▸ **Stated task**:
Check each line of the entries below for the string "this"; copy every line where it appears.

— begin Dataset rows —

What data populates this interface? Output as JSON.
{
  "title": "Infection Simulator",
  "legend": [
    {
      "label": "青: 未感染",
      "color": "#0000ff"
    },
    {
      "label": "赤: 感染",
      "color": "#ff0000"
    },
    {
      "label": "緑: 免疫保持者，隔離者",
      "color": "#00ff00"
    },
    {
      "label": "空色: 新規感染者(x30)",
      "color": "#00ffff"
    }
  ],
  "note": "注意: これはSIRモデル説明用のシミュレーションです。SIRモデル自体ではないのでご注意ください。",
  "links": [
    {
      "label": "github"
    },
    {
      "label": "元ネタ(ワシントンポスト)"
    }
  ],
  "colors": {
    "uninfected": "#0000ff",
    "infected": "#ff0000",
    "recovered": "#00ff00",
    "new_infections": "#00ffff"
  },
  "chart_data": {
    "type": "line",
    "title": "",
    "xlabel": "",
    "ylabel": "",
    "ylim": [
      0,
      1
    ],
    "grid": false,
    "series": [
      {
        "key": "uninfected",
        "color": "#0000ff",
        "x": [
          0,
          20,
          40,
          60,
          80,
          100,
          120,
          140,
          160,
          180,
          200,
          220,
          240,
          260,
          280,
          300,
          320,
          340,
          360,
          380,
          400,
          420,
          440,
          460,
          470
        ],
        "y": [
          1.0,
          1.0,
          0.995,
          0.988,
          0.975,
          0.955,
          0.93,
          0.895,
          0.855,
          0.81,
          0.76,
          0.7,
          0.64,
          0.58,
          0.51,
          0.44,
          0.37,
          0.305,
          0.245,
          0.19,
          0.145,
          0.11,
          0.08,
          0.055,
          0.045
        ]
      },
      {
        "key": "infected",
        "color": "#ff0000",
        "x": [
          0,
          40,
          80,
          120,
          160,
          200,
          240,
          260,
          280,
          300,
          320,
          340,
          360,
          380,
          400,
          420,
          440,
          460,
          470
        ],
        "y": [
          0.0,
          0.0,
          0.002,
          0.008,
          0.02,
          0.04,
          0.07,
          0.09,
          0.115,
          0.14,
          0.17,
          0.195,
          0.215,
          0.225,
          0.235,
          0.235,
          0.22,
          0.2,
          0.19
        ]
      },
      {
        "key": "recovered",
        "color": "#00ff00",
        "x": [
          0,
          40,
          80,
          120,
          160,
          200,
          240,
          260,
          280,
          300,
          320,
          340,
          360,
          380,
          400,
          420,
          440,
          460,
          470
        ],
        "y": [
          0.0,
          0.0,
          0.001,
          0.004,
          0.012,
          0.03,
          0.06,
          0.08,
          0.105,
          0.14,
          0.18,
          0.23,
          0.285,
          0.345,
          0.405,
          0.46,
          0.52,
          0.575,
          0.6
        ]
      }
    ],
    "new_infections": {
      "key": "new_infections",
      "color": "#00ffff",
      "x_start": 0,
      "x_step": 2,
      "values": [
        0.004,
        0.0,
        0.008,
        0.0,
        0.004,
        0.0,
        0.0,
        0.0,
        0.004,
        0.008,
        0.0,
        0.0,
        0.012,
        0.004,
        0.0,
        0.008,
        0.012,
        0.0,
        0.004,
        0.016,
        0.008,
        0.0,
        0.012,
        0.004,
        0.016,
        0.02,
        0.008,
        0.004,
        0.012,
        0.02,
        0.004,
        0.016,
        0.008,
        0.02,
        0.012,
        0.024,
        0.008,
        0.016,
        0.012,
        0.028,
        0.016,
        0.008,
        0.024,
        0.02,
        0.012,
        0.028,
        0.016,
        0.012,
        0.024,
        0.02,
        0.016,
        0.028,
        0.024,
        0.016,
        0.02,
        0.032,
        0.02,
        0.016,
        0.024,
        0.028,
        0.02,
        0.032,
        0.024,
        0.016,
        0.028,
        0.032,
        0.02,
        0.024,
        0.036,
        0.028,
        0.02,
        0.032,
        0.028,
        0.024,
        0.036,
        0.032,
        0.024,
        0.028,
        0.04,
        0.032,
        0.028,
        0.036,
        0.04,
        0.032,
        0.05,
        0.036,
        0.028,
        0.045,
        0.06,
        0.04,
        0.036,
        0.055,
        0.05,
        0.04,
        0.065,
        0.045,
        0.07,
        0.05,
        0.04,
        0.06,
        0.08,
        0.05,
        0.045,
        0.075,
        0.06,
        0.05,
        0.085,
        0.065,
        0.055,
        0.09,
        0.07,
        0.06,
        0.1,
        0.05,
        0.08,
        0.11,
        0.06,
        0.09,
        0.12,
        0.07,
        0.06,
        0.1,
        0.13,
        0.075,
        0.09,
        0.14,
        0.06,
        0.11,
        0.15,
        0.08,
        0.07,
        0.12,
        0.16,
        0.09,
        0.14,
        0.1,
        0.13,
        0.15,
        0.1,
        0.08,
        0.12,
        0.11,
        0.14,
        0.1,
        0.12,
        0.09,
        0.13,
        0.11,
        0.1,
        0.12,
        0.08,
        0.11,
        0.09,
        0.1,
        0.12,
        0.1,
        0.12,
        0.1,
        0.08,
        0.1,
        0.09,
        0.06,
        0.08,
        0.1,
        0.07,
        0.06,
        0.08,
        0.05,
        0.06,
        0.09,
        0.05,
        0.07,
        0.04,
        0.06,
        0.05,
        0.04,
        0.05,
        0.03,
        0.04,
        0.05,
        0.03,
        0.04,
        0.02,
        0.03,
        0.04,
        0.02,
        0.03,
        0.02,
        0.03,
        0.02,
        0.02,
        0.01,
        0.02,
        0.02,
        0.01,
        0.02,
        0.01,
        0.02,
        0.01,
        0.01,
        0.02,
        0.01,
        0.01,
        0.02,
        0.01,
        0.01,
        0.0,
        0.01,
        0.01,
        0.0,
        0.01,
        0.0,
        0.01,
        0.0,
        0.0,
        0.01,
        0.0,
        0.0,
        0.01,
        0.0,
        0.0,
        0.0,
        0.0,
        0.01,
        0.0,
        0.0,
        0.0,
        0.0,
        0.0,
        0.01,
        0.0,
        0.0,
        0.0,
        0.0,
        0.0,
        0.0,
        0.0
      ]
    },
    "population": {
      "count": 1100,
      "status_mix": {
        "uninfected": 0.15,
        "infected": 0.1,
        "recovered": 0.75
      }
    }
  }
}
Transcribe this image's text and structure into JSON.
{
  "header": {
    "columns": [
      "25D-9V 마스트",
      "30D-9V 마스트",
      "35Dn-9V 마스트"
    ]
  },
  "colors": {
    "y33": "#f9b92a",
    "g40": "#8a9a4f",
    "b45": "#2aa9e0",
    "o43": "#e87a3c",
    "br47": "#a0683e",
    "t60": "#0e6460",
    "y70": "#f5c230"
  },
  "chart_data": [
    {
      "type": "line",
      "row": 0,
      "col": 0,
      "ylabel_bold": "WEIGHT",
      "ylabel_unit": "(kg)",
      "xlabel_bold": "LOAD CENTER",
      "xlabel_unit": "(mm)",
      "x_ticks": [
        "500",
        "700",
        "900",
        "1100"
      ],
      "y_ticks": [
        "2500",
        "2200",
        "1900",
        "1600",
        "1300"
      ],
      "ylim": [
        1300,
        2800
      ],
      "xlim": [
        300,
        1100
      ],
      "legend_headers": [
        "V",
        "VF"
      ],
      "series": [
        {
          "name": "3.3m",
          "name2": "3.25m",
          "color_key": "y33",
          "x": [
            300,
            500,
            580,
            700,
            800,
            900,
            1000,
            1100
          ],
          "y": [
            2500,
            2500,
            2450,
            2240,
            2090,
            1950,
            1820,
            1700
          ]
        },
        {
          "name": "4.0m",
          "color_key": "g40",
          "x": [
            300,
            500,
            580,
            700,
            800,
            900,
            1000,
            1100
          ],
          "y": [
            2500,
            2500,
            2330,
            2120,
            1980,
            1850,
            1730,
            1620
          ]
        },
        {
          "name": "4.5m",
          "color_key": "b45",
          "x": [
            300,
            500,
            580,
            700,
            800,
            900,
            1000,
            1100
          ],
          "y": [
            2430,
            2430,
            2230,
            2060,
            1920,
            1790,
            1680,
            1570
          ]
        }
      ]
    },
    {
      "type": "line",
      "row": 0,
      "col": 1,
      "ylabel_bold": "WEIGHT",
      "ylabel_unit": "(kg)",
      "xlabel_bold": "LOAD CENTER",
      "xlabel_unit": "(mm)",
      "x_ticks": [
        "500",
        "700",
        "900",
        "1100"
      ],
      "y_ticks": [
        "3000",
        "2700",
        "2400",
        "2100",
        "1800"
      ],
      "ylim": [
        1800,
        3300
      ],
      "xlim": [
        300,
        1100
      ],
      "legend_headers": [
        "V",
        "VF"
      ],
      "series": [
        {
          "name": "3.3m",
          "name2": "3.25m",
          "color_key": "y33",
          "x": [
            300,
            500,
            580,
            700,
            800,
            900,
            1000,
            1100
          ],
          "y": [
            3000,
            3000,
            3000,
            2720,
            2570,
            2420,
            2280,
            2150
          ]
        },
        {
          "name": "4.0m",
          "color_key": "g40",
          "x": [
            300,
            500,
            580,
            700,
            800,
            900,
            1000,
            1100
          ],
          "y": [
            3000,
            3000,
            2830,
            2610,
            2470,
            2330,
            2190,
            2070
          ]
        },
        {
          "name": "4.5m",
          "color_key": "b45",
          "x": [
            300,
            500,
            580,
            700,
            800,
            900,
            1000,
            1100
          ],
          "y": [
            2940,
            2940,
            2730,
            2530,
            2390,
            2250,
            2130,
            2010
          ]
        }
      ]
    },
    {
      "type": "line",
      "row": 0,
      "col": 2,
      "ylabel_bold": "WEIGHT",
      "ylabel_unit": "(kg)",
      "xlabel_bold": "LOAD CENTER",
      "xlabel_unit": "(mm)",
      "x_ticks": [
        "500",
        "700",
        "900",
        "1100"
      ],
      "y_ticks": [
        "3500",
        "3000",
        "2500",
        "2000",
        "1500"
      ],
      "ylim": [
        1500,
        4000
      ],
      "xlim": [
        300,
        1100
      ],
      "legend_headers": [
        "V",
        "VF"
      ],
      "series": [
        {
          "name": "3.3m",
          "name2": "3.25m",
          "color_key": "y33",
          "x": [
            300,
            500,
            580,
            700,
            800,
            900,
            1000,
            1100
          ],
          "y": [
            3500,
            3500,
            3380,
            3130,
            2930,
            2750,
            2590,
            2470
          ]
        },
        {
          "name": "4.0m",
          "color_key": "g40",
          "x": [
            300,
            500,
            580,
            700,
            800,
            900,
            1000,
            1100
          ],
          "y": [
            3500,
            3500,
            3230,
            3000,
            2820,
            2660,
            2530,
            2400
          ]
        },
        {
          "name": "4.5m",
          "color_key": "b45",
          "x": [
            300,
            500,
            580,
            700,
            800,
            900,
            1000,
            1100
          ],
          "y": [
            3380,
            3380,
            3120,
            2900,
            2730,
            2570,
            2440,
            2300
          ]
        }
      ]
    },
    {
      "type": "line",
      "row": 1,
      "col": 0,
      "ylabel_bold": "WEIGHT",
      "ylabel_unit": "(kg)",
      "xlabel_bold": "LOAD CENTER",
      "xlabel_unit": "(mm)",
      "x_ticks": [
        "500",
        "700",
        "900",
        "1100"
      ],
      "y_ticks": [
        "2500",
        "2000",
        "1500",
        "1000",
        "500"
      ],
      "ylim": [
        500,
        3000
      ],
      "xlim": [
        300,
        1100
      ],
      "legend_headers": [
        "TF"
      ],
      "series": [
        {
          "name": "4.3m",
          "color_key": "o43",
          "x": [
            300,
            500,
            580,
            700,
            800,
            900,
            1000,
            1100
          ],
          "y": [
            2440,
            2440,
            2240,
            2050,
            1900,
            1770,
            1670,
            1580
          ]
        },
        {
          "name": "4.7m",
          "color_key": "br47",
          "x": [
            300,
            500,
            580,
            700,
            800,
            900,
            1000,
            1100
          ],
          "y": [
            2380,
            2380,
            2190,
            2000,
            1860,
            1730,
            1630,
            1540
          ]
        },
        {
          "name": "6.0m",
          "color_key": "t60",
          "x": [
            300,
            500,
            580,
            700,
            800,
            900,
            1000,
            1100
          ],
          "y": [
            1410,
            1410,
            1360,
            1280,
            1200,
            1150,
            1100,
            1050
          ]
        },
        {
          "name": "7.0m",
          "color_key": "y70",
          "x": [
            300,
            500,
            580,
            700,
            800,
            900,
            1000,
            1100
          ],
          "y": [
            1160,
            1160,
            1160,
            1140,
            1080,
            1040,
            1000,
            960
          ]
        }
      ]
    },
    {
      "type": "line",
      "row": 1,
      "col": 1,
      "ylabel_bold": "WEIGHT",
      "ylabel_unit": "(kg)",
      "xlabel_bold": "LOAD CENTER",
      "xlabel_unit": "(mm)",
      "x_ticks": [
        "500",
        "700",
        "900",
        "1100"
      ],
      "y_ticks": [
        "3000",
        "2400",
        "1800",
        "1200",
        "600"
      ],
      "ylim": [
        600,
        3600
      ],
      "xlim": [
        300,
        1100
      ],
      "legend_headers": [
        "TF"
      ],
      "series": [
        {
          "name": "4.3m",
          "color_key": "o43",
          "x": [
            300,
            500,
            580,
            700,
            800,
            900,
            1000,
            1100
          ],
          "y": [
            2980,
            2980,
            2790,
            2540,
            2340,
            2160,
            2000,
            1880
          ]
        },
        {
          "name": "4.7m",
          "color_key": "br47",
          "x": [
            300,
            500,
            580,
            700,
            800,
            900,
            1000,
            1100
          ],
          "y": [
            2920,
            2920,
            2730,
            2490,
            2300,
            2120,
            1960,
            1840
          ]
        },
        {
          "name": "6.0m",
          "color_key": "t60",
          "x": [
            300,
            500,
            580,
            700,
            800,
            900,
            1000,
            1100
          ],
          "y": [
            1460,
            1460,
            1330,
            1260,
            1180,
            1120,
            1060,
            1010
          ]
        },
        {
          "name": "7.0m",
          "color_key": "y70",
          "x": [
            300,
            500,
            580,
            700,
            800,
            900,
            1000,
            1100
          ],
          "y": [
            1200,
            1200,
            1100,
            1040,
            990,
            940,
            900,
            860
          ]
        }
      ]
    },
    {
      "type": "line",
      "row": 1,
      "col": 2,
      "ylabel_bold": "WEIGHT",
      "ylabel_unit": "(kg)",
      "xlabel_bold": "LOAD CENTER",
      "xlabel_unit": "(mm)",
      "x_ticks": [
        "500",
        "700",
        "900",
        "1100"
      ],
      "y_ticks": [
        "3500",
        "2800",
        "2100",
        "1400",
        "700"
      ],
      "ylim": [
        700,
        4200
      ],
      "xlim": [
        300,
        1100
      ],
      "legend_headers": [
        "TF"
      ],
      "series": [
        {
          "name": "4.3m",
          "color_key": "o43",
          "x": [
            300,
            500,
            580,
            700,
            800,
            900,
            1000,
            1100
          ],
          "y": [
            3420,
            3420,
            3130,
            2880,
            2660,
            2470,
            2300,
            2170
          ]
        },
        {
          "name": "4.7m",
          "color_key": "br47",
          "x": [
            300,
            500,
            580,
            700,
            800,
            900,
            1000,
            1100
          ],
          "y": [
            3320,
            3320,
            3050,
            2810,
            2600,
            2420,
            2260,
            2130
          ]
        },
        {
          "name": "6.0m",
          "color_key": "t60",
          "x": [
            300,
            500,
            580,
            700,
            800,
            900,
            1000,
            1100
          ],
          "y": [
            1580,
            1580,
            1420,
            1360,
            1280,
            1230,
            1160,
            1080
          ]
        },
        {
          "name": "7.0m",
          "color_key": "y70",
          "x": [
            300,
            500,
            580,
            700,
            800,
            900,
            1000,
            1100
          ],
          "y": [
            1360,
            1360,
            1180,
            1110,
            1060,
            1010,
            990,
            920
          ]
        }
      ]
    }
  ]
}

— end Dataset rows —

▸ **Exercise answer**:
What data populates this interface? Output as JSON.
Transcribe this image's text and structure into JSON.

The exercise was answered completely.